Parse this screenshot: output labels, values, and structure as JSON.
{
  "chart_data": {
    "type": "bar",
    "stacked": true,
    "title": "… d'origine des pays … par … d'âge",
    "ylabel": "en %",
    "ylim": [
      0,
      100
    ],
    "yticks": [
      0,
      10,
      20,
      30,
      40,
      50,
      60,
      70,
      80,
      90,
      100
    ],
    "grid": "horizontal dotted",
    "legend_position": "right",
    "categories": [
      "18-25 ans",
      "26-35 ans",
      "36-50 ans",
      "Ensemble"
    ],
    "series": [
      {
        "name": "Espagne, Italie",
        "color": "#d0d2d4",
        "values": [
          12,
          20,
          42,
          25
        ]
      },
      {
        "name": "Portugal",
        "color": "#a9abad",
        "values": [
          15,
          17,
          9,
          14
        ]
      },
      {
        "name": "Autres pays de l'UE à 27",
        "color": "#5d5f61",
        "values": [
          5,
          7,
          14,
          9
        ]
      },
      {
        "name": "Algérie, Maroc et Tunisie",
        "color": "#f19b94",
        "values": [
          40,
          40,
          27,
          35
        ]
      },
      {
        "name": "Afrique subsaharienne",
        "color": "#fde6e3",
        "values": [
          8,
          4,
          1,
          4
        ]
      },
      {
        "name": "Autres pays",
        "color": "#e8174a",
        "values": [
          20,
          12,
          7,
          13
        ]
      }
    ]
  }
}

————————

*EXERCISE INSTRUCTIONS*
Report each line in the data that holds the word "Autres".

*WRITTEN REPLY*
        "name": "Autres pays de l'UE à 27",
        "name": "Autres pays",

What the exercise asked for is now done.